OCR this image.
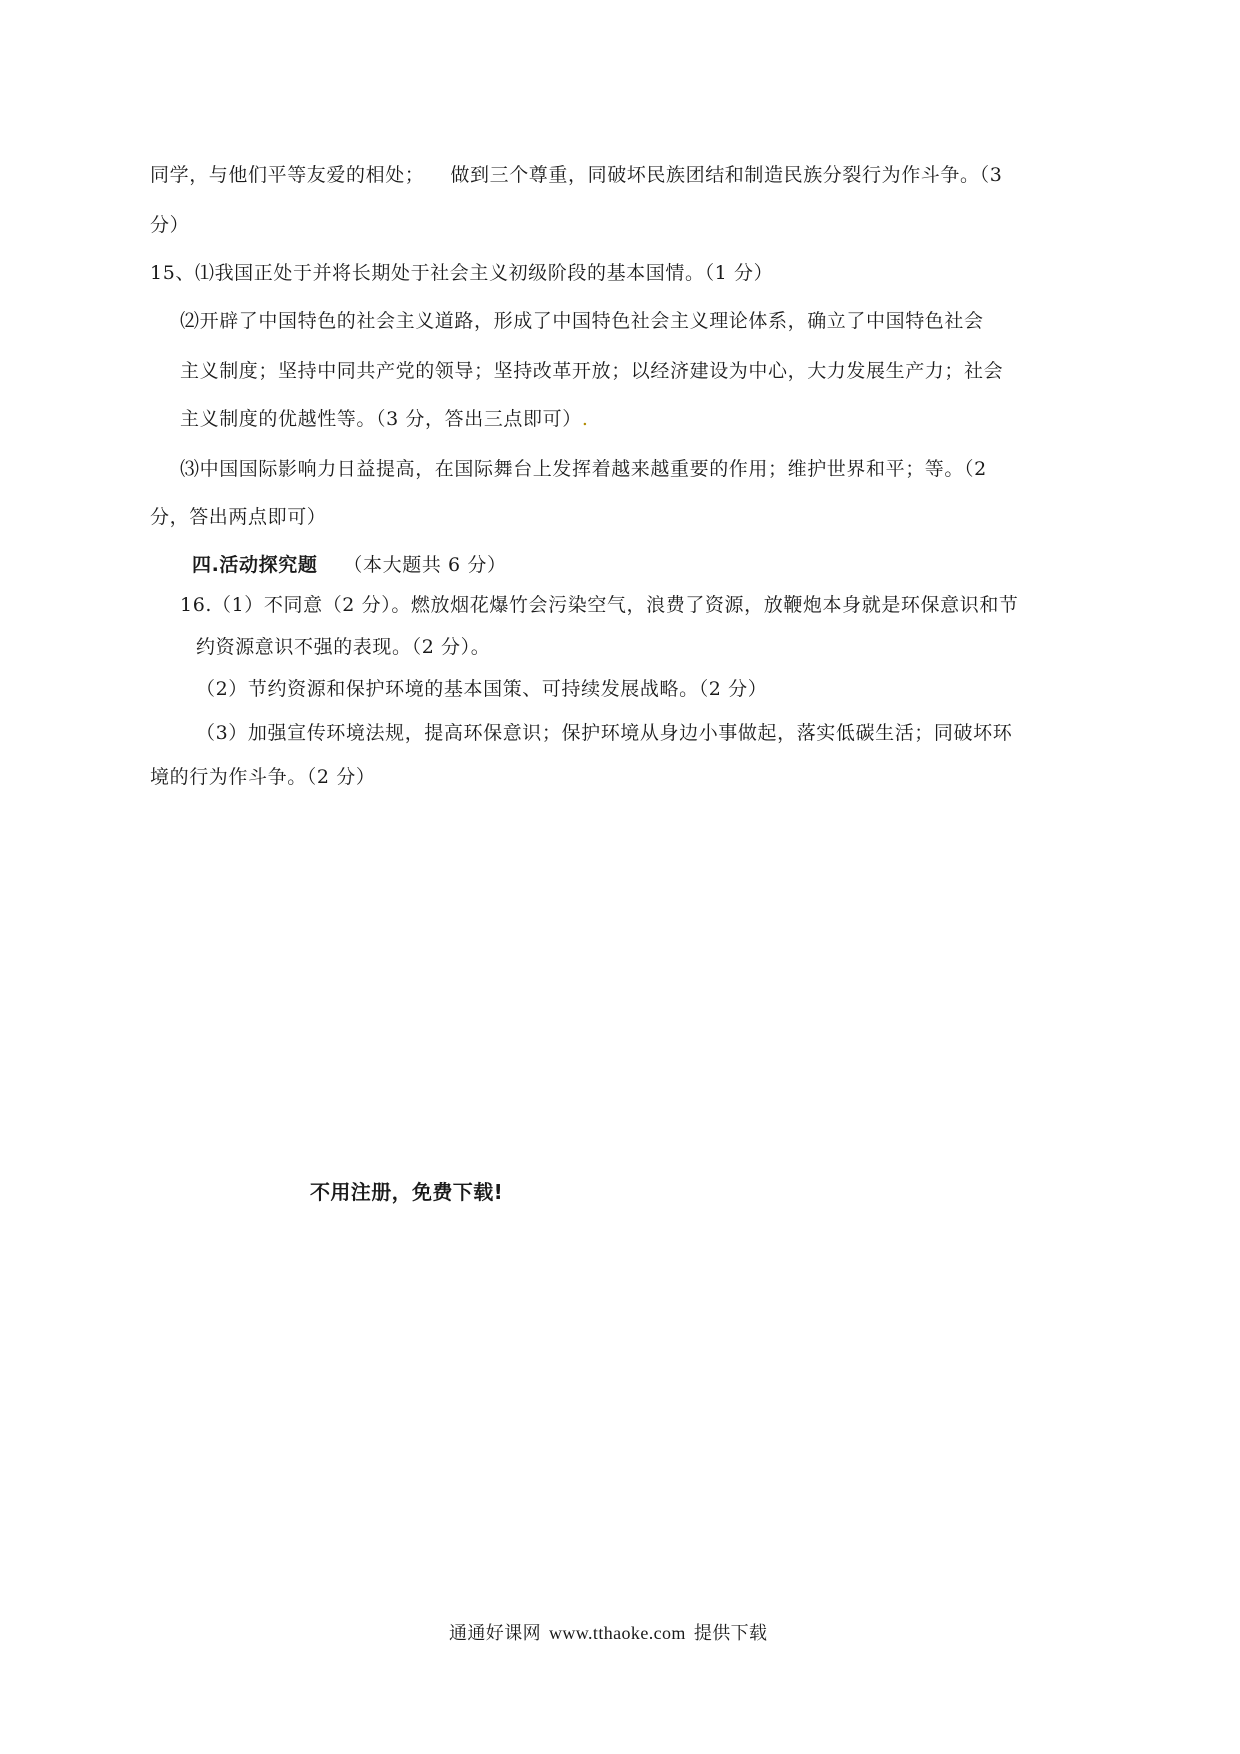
同学，与他们平等友爱的相处； 做到三个尊重，同破坏民族团结和制造民族分裂行为作斗争。（3
分）
15、⑴我国正处于并将长期处于社会主义初级阶段的基本国情。（1 分）
⑵开辟了中国特色的社会主义道路，形成了中国特色社会主义理论体系，确立了中国特色社会
主义制度；坚持中同共产党的领导；坚持改革开放；以经济建设为中心，大力发展生产力；社会
主义制度的优越性等。（3 分，答出三点即可）.
⑶中国国际影响力日益提高，在国际舞台上发挥着越来越重要的作用；维护世界和平；等。（2
分，答出两点即可）
四.活动探究题 （本大题共 6 分）
16.（1）不同意（2 分）。燃放烟花爆竹会污染空气，浪费了资源，放鞭炮本身就是环保意识和节
约资源意识不强的表现。（2 分）。
（2）节约资源和保护环境的基本国策、可持续发展战略。（2 分）
（3）加强宣传环境法规，提高环保意识；保护环境从身边小事做起，落实低碳生活；同破坏环
境的行为作斗争。（2 分）
不用注册，免费下载!
通通好课网 www.tthaoke.com 提供下载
= = = = = = =
What to produce: Reproduce the data verbatim. Do not carry any picture into the copy.

Finished answer:
OCR this image.
同学，与他们平等友爱的相处； 做到三个尊重，同破坏民族团结和制造民族分裂行为作斗争。（3
分）
15、⑴我国正处于并将长期处于社会主义初级阶段的基本国情。（1 分）
⑵开辟了中国特色的社会主义道路，形成了中国特色社会主义理论体系，确立了中国特色社会
主义制度；坚持中同共产党的领导；坚持改革开放；以经济建设为中心，大力发展生产力；社会
主义制度的优越性等。（3 分，答出三点即可）.
⑶中国国际影响力日益提高，在国际舞台上发挥着越来越重要的作用；维护世界和平；等。（2
分，答出两点即可）
四.活动探究题 （本大题共 6 分）
16.（1）不同意（2 分）。燃放烟花爆竹会污染空气，浪费了资源，放鞭炮本身就是环保意识和节
约资源意识不强的表现。（2 分）。
（2）节约资源和保护环境的基本国策、可持续发展战略。（2 分）
（3）加强宣传环境法规，提高环保意识；保护环境从身边小事做起，落实低碳生活；同破坏环
境的行为作斗争。（2 分）
不用注册，免费下载!
通通好课网 www.tthaoke.com 提供下载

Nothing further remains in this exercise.